TASK DIRECTIONS:
All entries must be extracted exactly, with nothing added or dropped.

---

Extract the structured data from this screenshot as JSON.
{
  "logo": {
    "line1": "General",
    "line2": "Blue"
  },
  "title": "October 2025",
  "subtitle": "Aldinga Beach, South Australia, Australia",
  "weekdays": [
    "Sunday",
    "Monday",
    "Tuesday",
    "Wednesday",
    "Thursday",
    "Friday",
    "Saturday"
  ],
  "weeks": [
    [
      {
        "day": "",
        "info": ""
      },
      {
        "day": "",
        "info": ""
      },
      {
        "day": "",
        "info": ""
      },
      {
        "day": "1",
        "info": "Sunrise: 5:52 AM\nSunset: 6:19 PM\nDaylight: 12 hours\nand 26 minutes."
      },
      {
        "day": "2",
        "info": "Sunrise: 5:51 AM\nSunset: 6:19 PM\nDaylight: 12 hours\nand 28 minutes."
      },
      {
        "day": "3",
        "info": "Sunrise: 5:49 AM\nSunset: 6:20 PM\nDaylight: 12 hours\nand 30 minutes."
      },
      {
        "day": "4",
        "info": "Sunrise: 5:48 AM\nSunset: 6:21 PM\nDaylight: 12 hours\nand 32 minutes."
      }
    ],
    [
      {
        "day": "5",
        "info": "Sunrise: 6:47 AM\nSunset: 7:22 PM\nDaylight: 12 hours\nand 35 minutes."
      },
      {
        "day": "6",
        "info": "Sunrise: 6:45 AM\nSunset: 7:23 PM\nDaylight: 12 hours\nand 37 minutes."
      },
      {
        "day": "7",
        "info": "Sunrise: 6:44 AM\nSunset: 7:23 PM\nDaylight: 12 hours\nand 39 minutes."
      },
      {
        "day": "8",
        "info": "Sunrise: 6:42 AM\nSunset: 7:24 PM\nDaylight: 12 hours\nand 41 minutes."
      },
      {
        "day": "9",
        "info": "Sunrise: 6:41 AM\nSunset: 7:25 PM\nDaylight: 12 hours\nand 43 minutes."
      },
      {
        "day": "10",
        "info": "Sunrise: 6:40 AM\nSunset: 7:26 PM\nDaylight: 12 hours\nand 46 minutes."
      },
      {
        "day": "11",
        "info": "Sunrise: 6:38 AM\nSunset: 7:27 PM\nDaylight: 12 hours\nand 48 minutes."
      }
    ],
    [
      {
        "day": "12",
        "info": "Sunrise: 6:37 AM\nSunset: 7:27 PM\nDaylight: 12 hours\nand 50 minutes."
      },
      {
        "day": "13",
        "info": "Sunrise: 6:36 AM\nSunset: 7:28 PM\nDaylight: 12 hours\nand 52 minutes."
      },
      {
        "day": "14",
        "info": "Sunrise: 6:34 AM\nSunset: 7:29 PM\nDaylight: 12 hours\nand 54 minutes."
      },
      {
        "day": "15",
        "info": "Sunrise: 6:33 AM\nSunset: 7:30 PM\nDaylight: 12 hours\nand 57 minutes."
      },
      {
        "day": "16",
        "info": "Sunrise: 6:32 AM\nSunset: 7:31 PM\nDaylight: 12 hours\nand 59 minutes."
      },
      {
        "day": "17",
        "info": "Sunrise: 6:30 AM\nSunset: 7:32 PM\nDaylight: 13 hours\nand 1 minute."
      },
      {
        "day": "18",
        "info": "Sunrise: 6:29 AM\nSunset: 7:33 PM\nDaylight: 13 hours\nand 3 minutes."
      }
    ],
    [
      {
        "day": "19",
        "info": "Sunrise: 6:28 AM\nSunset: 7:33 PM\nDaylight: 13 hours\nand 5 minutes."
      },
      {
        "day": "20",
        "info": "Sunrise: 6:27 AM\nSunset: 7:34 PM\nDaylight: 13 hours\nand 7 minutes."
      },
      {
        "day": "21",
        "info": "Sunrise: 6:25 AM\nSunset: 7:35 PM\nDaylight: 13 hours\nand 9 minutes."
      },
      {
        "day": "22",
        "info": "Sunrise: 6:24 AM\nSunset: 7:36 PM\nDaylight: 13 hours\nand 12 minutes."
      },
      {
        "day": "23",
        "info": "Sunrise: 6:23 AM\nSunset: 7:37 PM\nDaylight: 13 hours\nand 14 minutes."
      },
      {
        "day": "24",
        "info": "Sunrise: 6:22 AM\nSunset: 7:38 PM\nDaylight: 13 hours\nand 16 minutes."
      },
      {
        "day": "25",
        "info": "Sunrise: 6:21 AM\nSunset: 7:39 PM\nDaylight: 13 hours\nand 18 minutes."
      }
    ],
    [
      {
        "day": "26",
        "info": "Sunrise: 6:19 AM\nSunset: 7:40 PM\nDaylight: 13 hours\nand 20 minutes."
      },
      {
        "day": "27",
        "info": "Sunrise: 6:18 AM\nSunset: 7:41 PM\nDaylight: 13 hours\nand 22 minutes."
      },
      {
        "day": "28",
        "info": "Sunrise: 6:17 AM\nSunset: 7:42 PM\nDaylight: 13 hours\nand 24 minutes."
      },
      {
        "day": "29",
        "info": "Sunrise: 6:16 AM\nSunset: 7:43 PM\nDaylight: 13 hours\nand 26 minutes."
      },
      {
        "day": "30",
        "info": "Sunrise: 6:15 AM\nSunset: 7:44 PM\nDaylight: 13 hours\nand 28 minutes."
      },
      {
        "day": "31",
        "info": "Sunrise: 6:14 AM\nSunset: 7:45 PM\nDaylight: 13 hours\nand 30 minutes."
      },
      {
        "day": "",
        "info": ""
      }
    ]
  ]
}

---

FINISHED TASK:
Extract the structured data from this screenshot as JSON.
{
  "logo": {
    "line1": "General",
    "line2": "Blue"
  },
  "title": "October 2025",
  "subtitle": "Aldinga Beach, South Australia, Australia",
  "weekdays": [
    "Sunday",
    "Monday",
    "Tuesday",
    "Wednesday",
    "Thursday",
    "Friday",
    "Saturday"
  ],
  "weeks": [
    [
      {
        "day": "",
        "info": ""
      },
      {
        "day": "",
        "info": ""
      },
      {
        "day": "",
        "info": ""
      },
      {
        "day": "1",
        "info": "Sunrise: 5:52 AM\nSunset: 6:19 PM\nDaylight: 12 hours\nand 26 minutes."
      },
      {
        "day": "2",
        "info": "Sunrise: 5:51 AM\nSunset: 6:19 PM\nDaylight: 12 hours\nand 28 minutes."
      },
      {
        "day": "3",
        "info": "Sunrise: 5:49 AM\nSunset: 6:20 PM\nDaylight: 12 hours\nand 30 minutes."
      },
      {
        "day": "4",
        "info": "Sunrise: 5:48 AM\nSunset: 6:21 PM\nDaylight: 12 hours\nand 32 minutes."
      }
    ],
    [
      {
        "day": "5",
        "info": "Sunrise: 6:47 AM\nSunset: 7:22 PM\nDaylight: 12 hours\nand 35 minutes."
      },
      {
        "day": "6",
        "info": "Sunrise: 6:45 AM\nSunset: 7:23 PM\nDaylight: 12 hours\nand 37 minutes."
      },
      {
        "day": "7",
        "info": "Sunrise: 6:44 AM\nSunset: 7:23 PM\nDaylight: 12 hours\nand 39 minutes."
      },
      {
        "day": "8",
        "info": "Sunrise: 6:42 AM\nSunset: 7:24 PM\nDaylight: 12 hours\nand 41 minutes."
      },
      {
        "day": "9",
        "info": "Sunrise: 6:41 AM\nSunset: 7:25 PM\nDaylight: 12 hours\nand 43 minutes."
      },
      {
        "day": "10",
        "info": "Sunrise: 6:40 AM\nSunset: 7:26 PM\nDaylight: 12 hours\nand 46 minutes."
      },
      {
        "day": "11",
        "info": "Sunrise: 6:38 AM\nSunset: 7:27 PM\nDaylight: 12 hours\nand 48 minutes."
      }
    ],
    [
      {
        "day": "12",
        "info": "Sunrise: 6:37 AM\nSunset: 7:27 PM\nDaylight: 12 hours\nand 50 minutes."
      },
      {
        "day": "13",
        "info": "Sunrise: 6:36 AM\nSunset: 7:28 PM\nDaylight: 12 hours\nand 52 minutes."
      },
      {
        "day": "14",
        "info": "Sunrise: 6:34 AM\nSunset: 7:29 PM\nDaylight: 12 hours\nand 54 minutes."
      },
      {
        "day": "15",
        "info": "Sunrise: 6:33 AM\nSunset: 7:30 PM\nDaylight: 12 hours\nand 57 minutes."
      },
      {
        "day": "16",
        "info": "Sunrise: 6:32 AM\nSunset: 7:31 PM\nDaylight: 12 hours\nand 59 minutes."
      },
      {
        "day": "17",
        "info": "Sunrise: 6:30 AM\nSunset: 7:32 PM\nDaylight: 13 hours\nand 1 minute."
      },
      {
        "day": "18",
        "info": "Sunrise: 6:29 AM\nSunset: 7:33 PM\nDaylight: 13 hours\nand 3 minutes."
      }
    ],
    [
      {
        "day": "19",
        "info": "Sunrise: 6:28 AM\nSunset: 7:33 PM\nDaylight: 13 hours\nand 5 minutes."
      },
      {
        "day": "20",
        "info": "Sunrise: 6:27 AM\nSunset: 7:34 PM\nDaylight: 13 hours\nand 7 minutes."
      },
      {
        "day": "21",
        "info": "Sunrise: 6:25 AM\nSunset: 7:35 PM\nDaylight: 13 hours\nand 9 minutes."
      },
      {
        "day": "22",
        "info": "Sunrise: 6:24 AM\nSunset: 7:36 PM\nDaylight: 13 hours\nand 12 minutes."
      },
      {
        "day": "23",
        "info": "Sunrise: 6:23 AM\nSunset: 7:37 PM\nDaylight: 13 hours\nand 14 minutes."
      },
      {
        "day": "24",
        "info": "Sunrise: 6:22 AM\nSunset: 7:38 PM\nDaylight: 13 hours\nand 16 minutes."
      },
      {
        "day": "25",
        "info": "Sunrise: 6:21 AM\nSunset: 7:39 PM\nDaylight: 13 hours\nand 18 minutes."
      }
    ],
    [
      {
        "day": "26",
        "info": "Sunrise: 6:19 AM\nSunset: 7:40 PM\nDaylight: 13 hours\nand 20 minutes."
      },
      {
        "day": "27",
        "info": "Sunrise: 6:18 AM\nSunset: 7:41 PM\nDaylight: 13 hours\nand 22 minutes."
      },
      {
        "day": "28",
        "info": "Sunrise: 6:17 AM\nSunset: 7:42 PM\nDaylight: 13 hours\nand 24 minutes."
      },
      {
        "day": "29",
        "info": "Sunrise: 6:16 AM\nSunset: 7:43 PM\nDaylight: 13 hours\nand 26 minutes."
      },
      {
        "day": "30",
        "info": "Sunrise: 6:15 AM\nSunset: 7:44 PM\nDaylight: 13 hours\nand 28 minutes."
      },
      {
        "day": "31",
        "info": "Sunrise: 6:14 AM\nSunset: 7:45 PM\nDaylight: 13 hours\nand 30 minutes."
      },
      {
        "day": "",
        "info": ""
      }
    ]
  ]
}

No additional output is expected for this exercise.